BRIEF: Make an exact copy of the lines, leaving the pictures out.

>> Begin

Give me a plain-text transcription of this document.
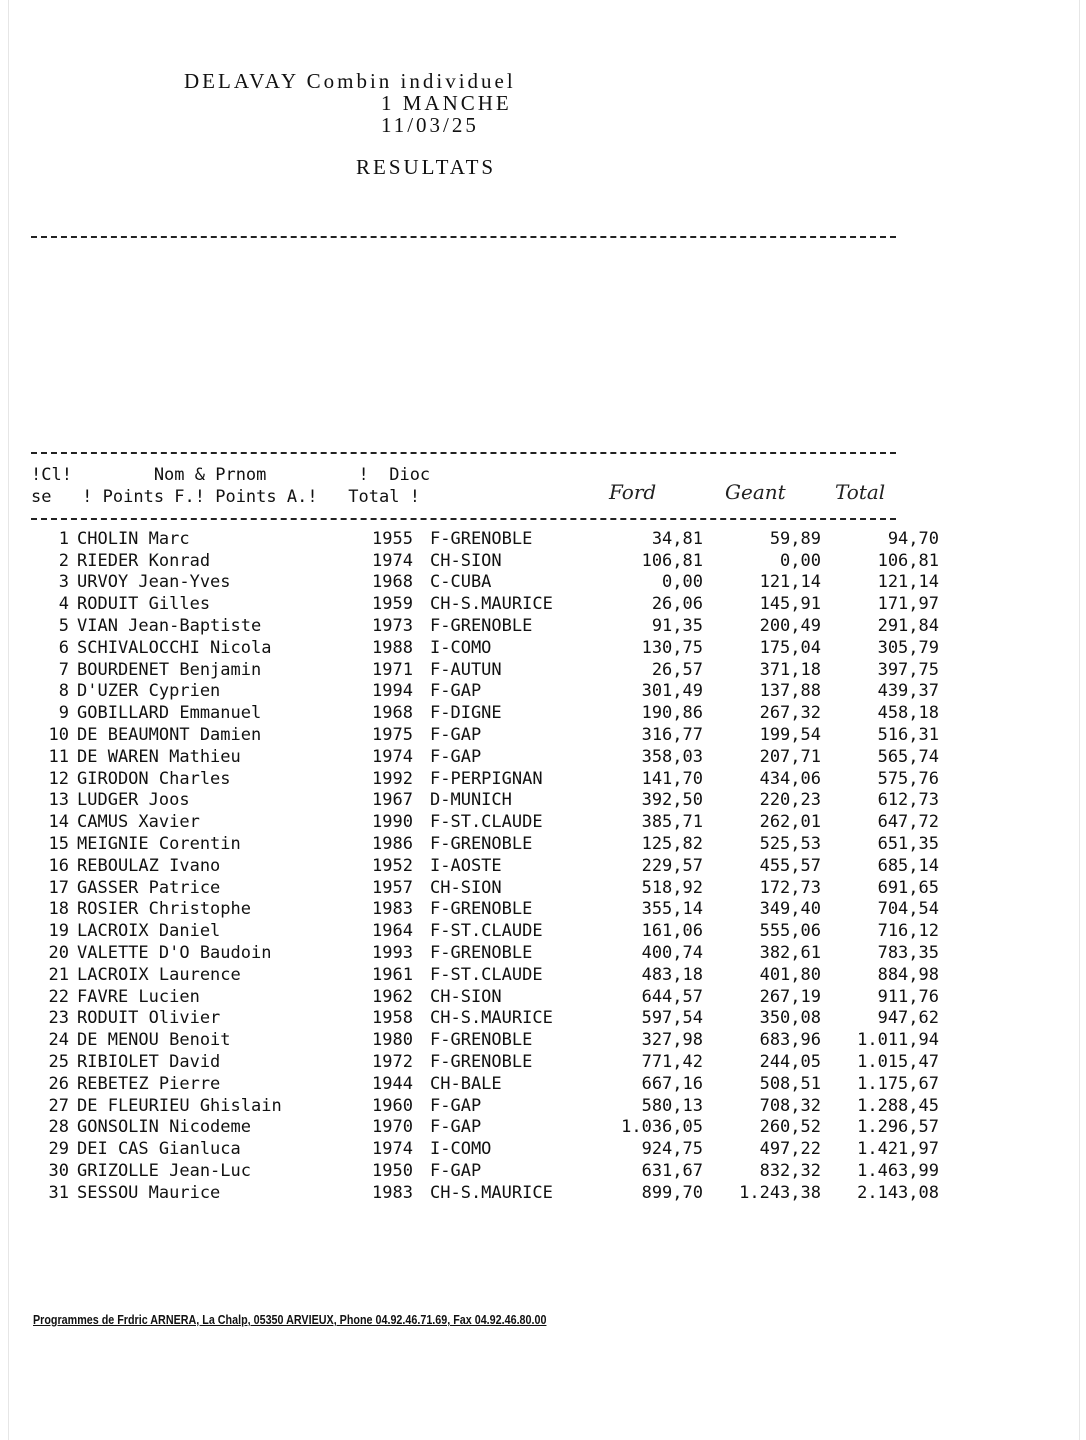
DELAVAY Combin individuel
1 MANCHE
11/03/25
RESULTATS
!Cl!        Nom & Prnom         !  Dioc
se   ! Points F.! Points A.!   Total !	Ford	Geant Total
1	CHOLIN Marc	1955	F-GRENOBLE	34,81	59,89	94,70
2	RIEDER Konrad	1974	CH-SION	106,81	0,00	106,81
3	URVOY Jean-Yves	1968	C-CUBA	0,00	121,14	121,14
4	RODUIT Gilles	1959	CH-S.MAURICE	26,06	145,91	171,97
5	VIAN Jean-Baptiste	1973	F-GRENOBLE	91,35	200,49	291,84
6	SCHIVALOCCHI Nicola	1988	I-COMO	130,75	175,04	305,79
7	BOURDENET Benjamin	1971	F-AUTUN	26,57	371,18	397,75
8	D'UZER Cyprien	1994	F-GAP	301,49	137,88	439,37
9	GOBILLARD Emmanuel	1968	F-DIGNE	190,86	267,32	458,18
10	DE BEAUMONT Damien	1975	F-GAP	316,77	199,54	516,31
11	DE WAREN Mathieu	1974	F-GAP	358,03	207,71	565,74
12	GIRODON Charles	1992	F-PERPIGNAN	141,70	434,06	575,76
13	LUDGER Joos	1967	D-MUNICH	392,50	220,23	612,73
14	CAMUS Xavier	1990	F-ST.CLAUDE	385,71	262,01	647,72
15	MEIGNIE Corentin	1986	F-GRENOBLE	125,82	525,53	651,35
16	REBOULAZ Ivano	1952	I-AOSTE	229,57	455,57	685,14
17	GASSER Patrice	1957	CH-SION	518,92	172,73	691,65
18	ROSIER Christophe	1983	F-GRENOBLE	355,14	349,40	704,54
19	LACROIX Daniel	1964	F-ST.CLAUDE	161,06	555,06	716,12
20	VALETTE D'O Baudoin	1993	F-GRENOBLE	400,74	382,61	783,35
21	LACROIX Laurence	1961	F-ST.CLAUDE	483,18	401,80	884,98
22	FAVRE Lucien	1962	CH-SION	644,57	267,19	911,76
23	RODUIT Olivier	1958	CH-S.MAURICE	597,54	350,08	947,62
24	DE MENOU Benoit	1980	F-GRENOBLE	327,98	683,96	1.011,94
25	RIBIOLET David	1972	F-GRENOBLE	771,42	244,05	1.015,47
26	REBETEZ Pierre	1944	CH-BALE	667,16	508,51	1.175,67
27	DE FLEURIEU Ghislain	1960	F-GAP	580,13	708,32	1.288,45
28	GONSOLIN Nicodeme	1970	F-GAP	1.036,05	260,52	1.296,57
29	DEI CAS Gianluca	1974	I-COMO	924,75	497,22	1.421,97
30	GRIZOLLE Jean-Luc	1950	F-GAP	631,67	832,32	1.463,99
31	SESSOU Maurice	1983	CH-S.MAURICE	899,70	1.243,38	2.143,08
Programmes de Frdric ARNERA, La Chalp, 05350 ARVIEUX, Phone 04.92.46.71.69, Fax 04.92.46.80.00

>> End

REPLY:
Give me a plain-text transcription of this document.
DELAVAY Combin individuel
1 MANCHE
11/03/25
RESULTATS
!Cl!        Nom & Prnom         !  Dioc
se   ! Points F.! Points A.!   Total !	Ford	Geant Total
1	CHOLIN Marc	1955	F-GRENOBLE	34,81	59,89	94,70
2	RIEDER Konrad	1974	CH-SION	106,81	0,00	106,81
3	URVOY Jean-Yves	1968	C-CUBA	0,00	121,14	121,14
4	RODUIT Gilles	1959	CH-S.MAURICE	26,06	145,91	171,97
5	VIAN Jean-Baptiste	1973	F-GRENOBLE	91,35	200,49	291,84
6	SCHIVALOCCHI Nicola	1988	I-COMO	130,75	175,04	305,79
7	BOURDENET Benjamin	1971	F-AUTUN	26,57	371,18	397,75
8	D'UZER Cyprien	1994	F-GAP	301,49	137,88	439,37
9	GOBILLARD Emmanuel	1968	F-DIGNE	190,86	267,32	458,18
10	DE BEAUMONT Damien	1975	F-GAP	316,77	199,54	516,31
11	DE WAREN Mathieu	1974	F-GAP	358,03	207,71	565,74
12	GIRODON Charles	1992	F-PERPIGNAN	141,70	434,06	575,76
13	LUDGER Joos	1967	D-MUNICH	392,50	220,23	612,73
14	CAMUS Xavier	1990	F-ST.CLAUDE	385,71	262,01	647,72
15	MEIGNIE Corentin	1986	F-GRENOBLE	125,82	525,53	651,35
16	REBOULAZ Ivano	1952	I-AOSTE	229,57	455,57	685,14
17	GASSER Patrice	1957	CH-SION	518,92	172,73	691,65
18	ROSIER Christophe	1983	F-GRENOBLE	355,14	349,40	704,54
19	LACROIX Daniel	1964	F-ST.CLAUDE	161,06	555,06	716,12
20	VALETTE D'O Baudoin	1993	F-GRENOBLE	400,74	382,61	783,35
21	LACROIX Laurence	1961	F-ST.CLAUDE	483,18	401,80	884,98
22	FAVRE Lucien	1962	CH-SION	644,57	267,19	911,76
23	RODUIT Olivier	1958	CH-S.MAURICE	597,54	350,08	947,62
24	DE MENOU Benoit	1980	F-GRENOBLE	327,98	683,96	1.011,94
25	RIBIOLET David	1972	F-GRENOBLE	771,42	244,05	1.015,47
26	REBETEZ Pierre	1944	CH-BALE	667,16	508,51	1.175,67
27	DE FLEURIEU Ghislain	1960	F-GAP	580,13	708,32	1.288,45
28	GONSOLIN Nicodeme	1970	F-GAP	1.036,05	260,52	1.296,57
29	DEI CAS Gianluca	1974	I-COMO	924,75	497,22	1.421,97
30	GRIZOLLE Jean-Luc	1950	F-GAP	631,67	832,32	1.463,99
31	SESSOU Maurice	1983	CH-S.MAURICE	899,70	1.243,38	2.143,08
Programmes de Frdric ARNERA, La Chalp, 05350 ARVIEUX, Phone 04.92.46.71.69, Fax 04.92.46.80.00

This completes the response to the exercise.